§ AIM OF THE TASK
Omit all pictures. Copy the rest of the material exactly.

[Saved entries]
+++++

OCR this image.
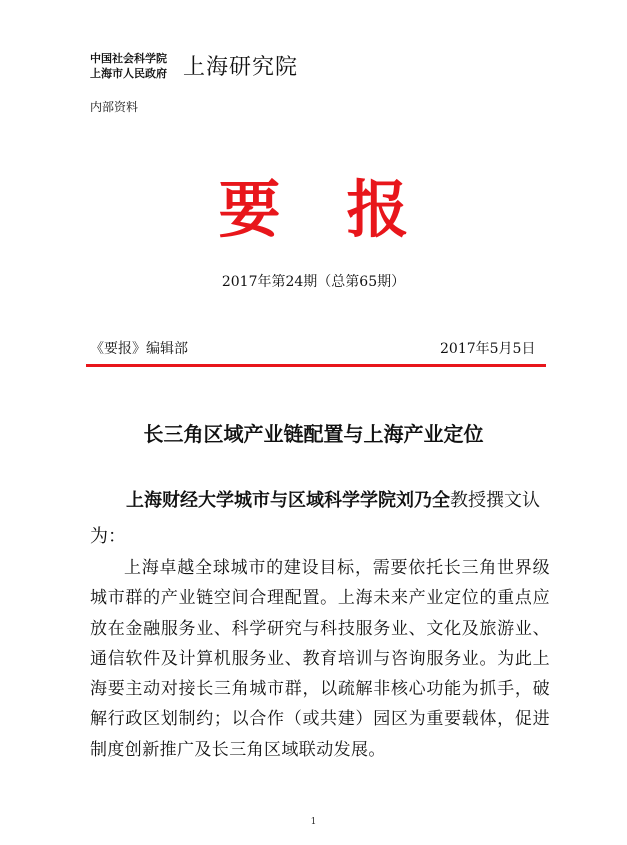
中国社会科学院
上海市人民政府 上海研究院
内部资料
要 报
2017年第24期（总第65期）
《要报》编辑部	2017年5月5日
长三角区域产业链配置与上海产业定位
上海财经大学城市与区域科学学院刘乃全教授撰文认为：
上海卓越全球城市的建设目标，需要依托长三角世界级城市群的产业链空间合理配置。上海未来产业定位的重点应放在金融服务业、科学研究与科技服务业、文化及旅游业、通信软件及计算机服务业、教育培训与咨询服务业。为此上海要主动对接长三角城市群，以疏解非核心功能为抓手，破解行政区划制约；以合作（或共建）园区为重要载体，促进制度创新推广及长三角区域联动发展。
1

+++++

§ OUTPUT OF THE TASK
OCR this image.
中国社会科学院
上海市人民政府 上海研究院
内部资料
要 报
2017年第24期（总第65期）
《要报》编辑部	2017年5月5日
长三角区域产业链配置与上海产业定位
上海财经大学城市与区域科学学院刘乃全教授撰文认为：
上海卓越全球城市的建设目标，需要依托长三角世界级城市群的产业链空间合理配置。上海未来产业定位的重点应放在金融服务业、科学研究与科技服务业、文化及旅游业、通信软件及计算机服务业、教育培训与咨询服务业。为此上海要主动对接长三角城市群，以疏解非核心功能为抓手，破解行政区划制约；以合作（或共建）园区为重要载体，促进制度创新推广及长三角区域联动发展。
1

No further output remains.